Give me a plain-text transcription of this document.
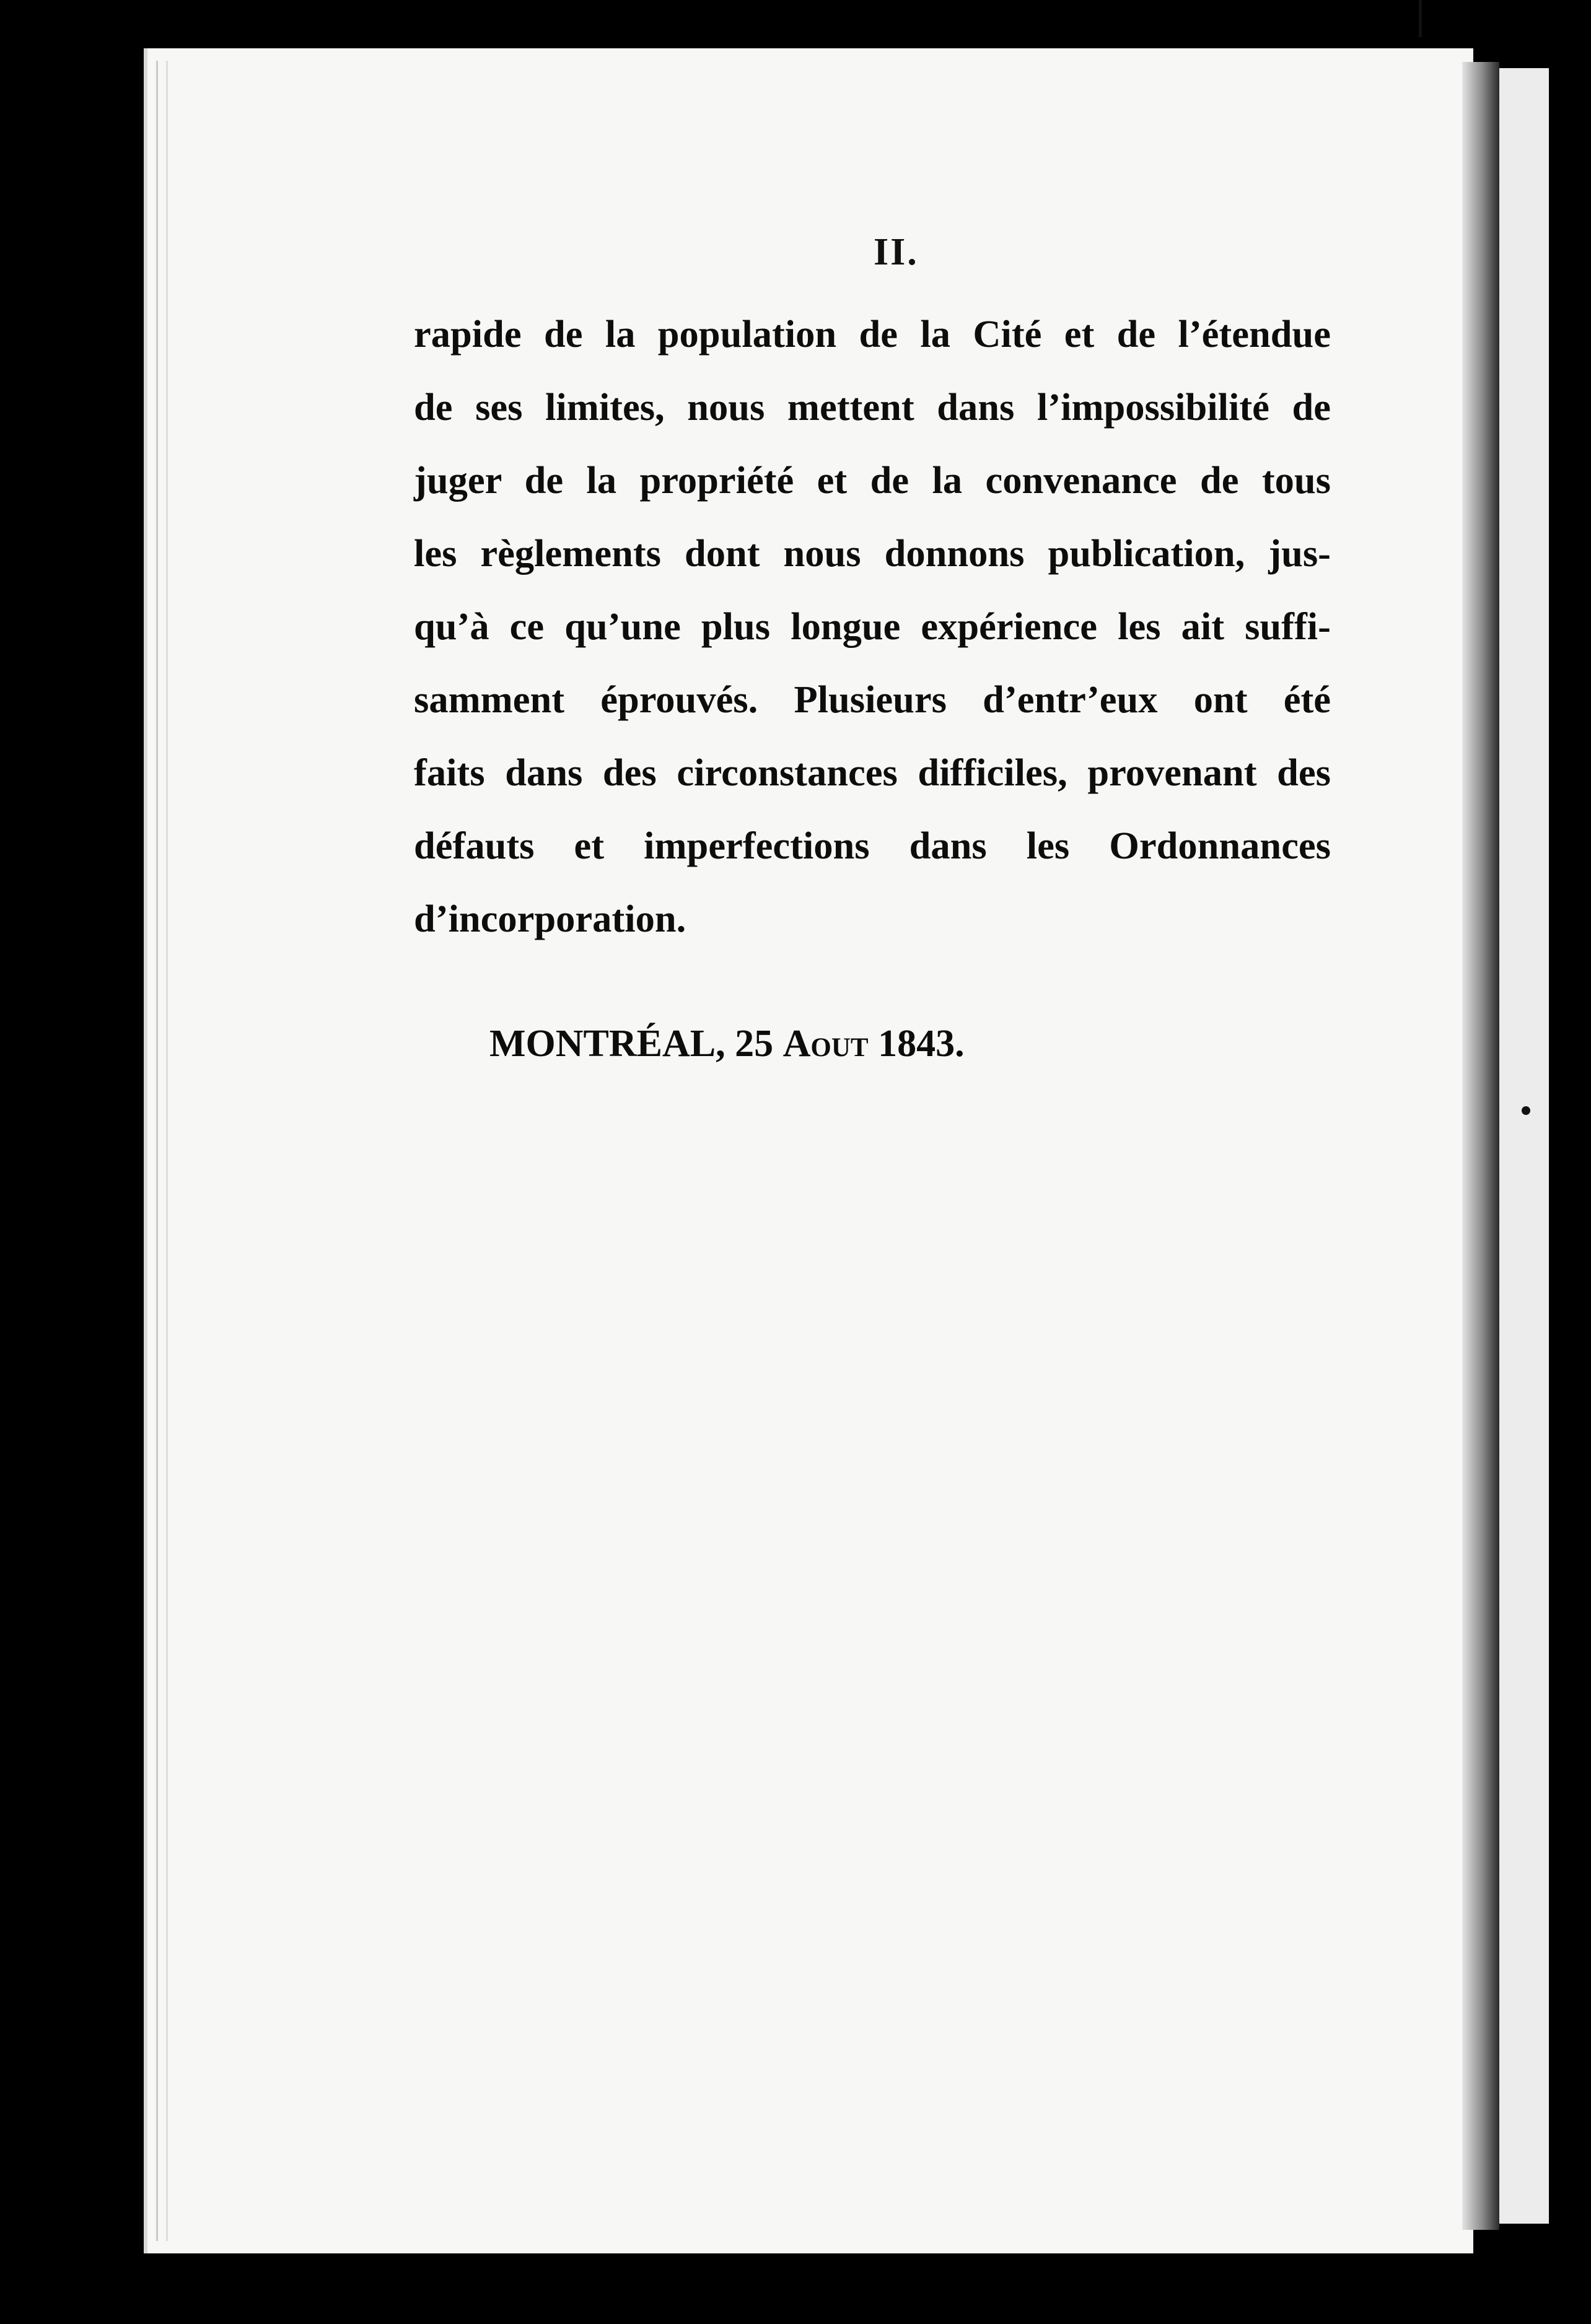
II.
rapide de la population de la Cité et de l’étendue
de ses limites, nous mettent dans l’impossibilité de
juger de la propriété et de la convenance de tous
les règlements dont nous donnons publication, jus-
qu’à ce qu’une plus longue expérience les ait suffi-
samment éprouvés. Plusieurs d’entr’eux ont été
faits dans des circonstances difficiles, provenant des
défauts et imperfections dans les Ordonnances
d’incorporation.
MONTRÉAL, 25 Aout 1843.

PROBLEM
Copy the material above exactly and drop the pictures.

FINISHED EXERCISE
Give me a plain-text transcription of this document.
II.
rapide de la population de la Cité et de l’étendue
de ses limites, nous mettent dans l’impossibilité de
juger de la propriété et de la convenance de tous
les règlements dont nous donnons publication, jus-
qu’à ce qu’une plus longue expérience les ait suffi-
samment éprouvés. Plusieurs d’entr’eux ont été
faits dans des circonstances difficiles, provenant des
défauts et imperfections dans les Ordonnances
d’incorporation.
MONTRÉAL, 25 Aout 1843.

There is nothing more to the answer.